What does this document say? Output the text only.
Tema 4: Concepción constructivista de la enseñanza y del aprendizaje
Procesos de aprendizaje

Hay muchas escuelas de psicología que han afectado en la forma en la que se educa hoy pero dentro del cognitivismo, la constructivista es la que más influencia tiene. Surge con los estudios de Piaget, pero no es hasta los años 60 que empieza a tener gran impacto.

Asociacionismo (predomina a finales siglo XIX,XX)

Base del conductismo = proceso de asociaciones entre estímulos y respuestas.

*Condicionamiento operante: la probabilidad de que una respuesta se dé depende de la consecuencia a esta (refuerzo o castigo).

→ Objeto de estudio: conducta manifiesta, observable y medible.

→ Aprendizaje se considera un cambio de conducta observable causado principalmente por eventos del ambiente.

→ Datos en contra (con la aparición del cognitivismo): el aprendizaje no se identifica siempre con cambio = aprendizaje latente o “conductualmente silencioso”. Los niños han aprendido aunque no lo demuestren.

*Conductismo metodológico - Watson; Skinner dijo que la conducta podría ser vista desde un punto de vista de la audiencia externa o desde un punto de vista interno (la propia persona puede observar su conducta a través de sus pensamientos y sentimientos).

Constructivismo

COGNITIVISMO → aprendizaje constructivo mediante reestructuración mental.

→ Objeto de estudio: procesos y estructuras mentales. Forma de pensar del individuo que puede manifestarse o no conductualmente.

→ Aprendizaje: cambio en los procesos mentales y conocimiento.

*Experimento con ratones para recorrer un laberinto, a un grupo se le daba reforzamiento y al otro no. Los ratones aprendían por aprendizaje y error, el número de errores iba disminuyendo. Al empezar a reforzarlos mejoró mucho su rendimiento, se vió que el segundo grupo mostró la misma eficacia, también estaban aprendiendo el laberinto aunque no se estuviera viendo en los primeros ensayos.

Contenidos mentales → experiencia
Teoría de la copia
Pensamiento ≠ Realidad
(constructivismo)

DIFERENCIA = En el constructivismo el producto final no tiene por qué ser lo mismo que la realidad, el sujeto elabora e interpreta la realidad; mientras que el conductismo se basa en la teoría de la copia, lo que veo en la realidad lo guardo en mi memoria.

- - - - -

§ **Set task**: Transcribe all the entries, keeping each one exactly as it is.

§ **Finished task**:
What does this document say? Output the text only.
Tema 4: Concepción constructivista de la enseñanza y del aprendizaje
Procesos de aprendizaje

Hay muchas escuelas de psicología que han afectado en la forma en la que se educa hoy pero dentro del cognitivismo, la constructivista es la que más influencia tiene. Surge con los estudios de Piaget, pero no es hasta los años 60 que empieza a tener gran impacto.

Asociacionismo (predomina a finales siglo XIX,XX)

Base del conductismo = proceso de asociaciones entre estímulos y respuestas.

*Condicionamiento operante: la probabilidad de que una respuesta se dé depende de la consecuencia a esta (refuerzo o castigo).

→ Objeto de estudio: conducta manifiesta, observable y medible.

→ Aprendizaje se considera un cambio de conducta observable causado principalmente por eventos del ambiente.

→ Datos en contra (con la aparición del cognitivismo): el aprendizaje no se identifica siempre con cambio = aprendizaje latente o “conductualmente silencioso”. Los niños han aprendido aunque no lo demuestren.

*Conductismo metodológico - Watson; Skinner dijo que la conducta podría ser vista desde un punto de vista de la audiencia externa o desde un punto de vista interno (la propia persona puede observar su conducta a través de sus pensamientos y sentimientos).

Constructivismo

COGNITIVISMO → aprendizaje constructivo mediante reestructuración mental.

→ Objeto de estudio: procesos y estructuras mentales. Forma de pensar del individuo que puede manifestarse o no conductualmente.

→ Aprendizaje: cambio en los procesos mentales y conocimiento.

*Experimento con ratones para recorrer un laberinto, a un grupo se le daba reforzamiento y al otro no. Los ratones aprendían por aprendizaje y error, el número de errores iba disminuyendo. Al empezar a reforzarlos mejoró mucho su rendimiento, se vió que el segundo grupo mostró la misma eficacia, también estaban aprendiendo el laberinto aunque no se estuviera viendo en los primeros ensayos.

Contenidos mentales → experiencia
Teoría de la copia
Pensamiento ≠ Realidad
(constructivismo)

DIFERENCIA = En el constructivismo el producto final no tiene por qué ser lo mismo que la realidad, el sujeto elabora e interpreta la realidad; mientras que el conductismo se basa en la teoría de la copia, lo que veo en la realidad lo guardo en mi memoria.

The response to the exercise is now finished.